Required work
Print all of the lines exactly. Any picture among them stays out.

* start Given records *

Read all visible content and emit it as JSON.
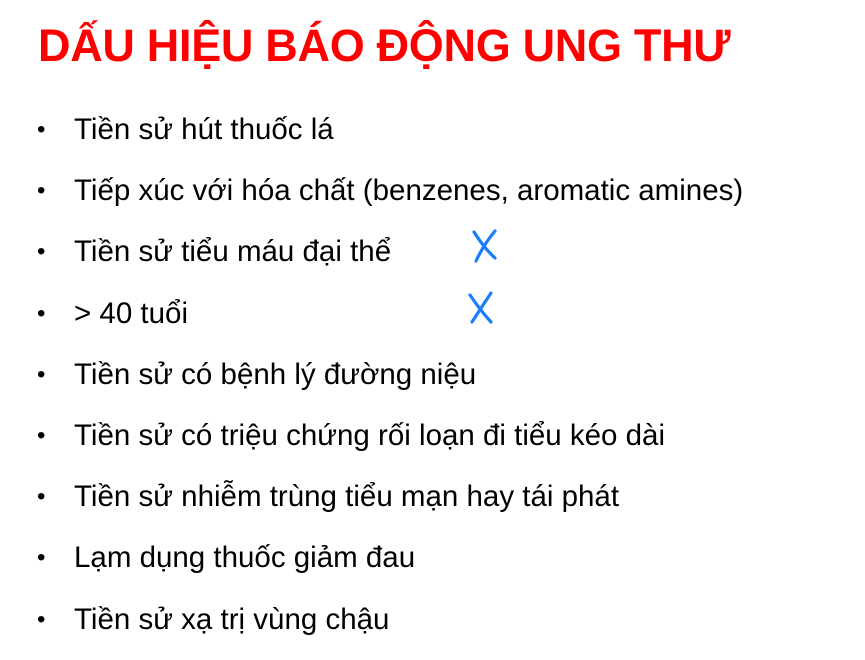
{
  "title": "DẤU HIỆU BÁO ĐỘNG UNG THƯ",
  "bullet_glyph": "•",
  "items": [
    {
      "text": "Tiền sử hút thuốc lá"
    },
    {
      "text": "Tiếp xúc với hóa chất (benzenes, aromatic amines)"
    },
    {
      "text": "Tiền sử tiểu máu đại thể"
    },
    {
      "text": "> 40 tuổi"
    },
    {
      "text": "Tiền sử có bệnh lý đường niệu"
    },
    {
      "text": "Tiền sử có triệu chứng rối loạn đi tiểu kéo dài"
    },
    {
      "text": "Tiền sử nhiễm trùng tiểu mạn hay tái phát"
    },
    {
      "text": "Lạm dụng thuốc giảm đau"
    },
    {
      "text": "Tiền sử xạ trị vùng chậu"
    }
  ],
  "colors": {
    "title": "#ff0000",
    "mark": "#1a7cff"
  }
}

* end Given records *

Answer for the task
Read all visible content and emit it as JSON.
{
  "title": "DẤU HIỆU BÁO ĐỘNG UNG THƯ",
  "bullet_glyph": "•",
  "items": [
    {
      "text": "Tiền sử hút thuốc lá"
    },
    {
      "text": "Tiếp xúc với hóa chất (benzenes, aromatic amines)"
    },
    {
      "text": "Tiền sử tiểu máu đại thể"
    },
    {
      "text": "> 40 tuổi"
    },
    {
      "text": "Tiền sử có bệnh lý đường niệu"
    },
    {
      "text": "Tiền sử có triệu chứng rối loạn đi tiểu kéo dài"
    },
    {
      "text": "Tiền sử nhiễm trùng tiểu mạn hay tái phát"
    },
    {
      "text": "Lạm dụng thuốc giảm đau"
    },
    {
      "text": "Tiền sử xạ trị vùng chậu"
    }
  ],
  "colors": {
    "title": "#ff0000",
    "mark": "#1a7cff"
  }
}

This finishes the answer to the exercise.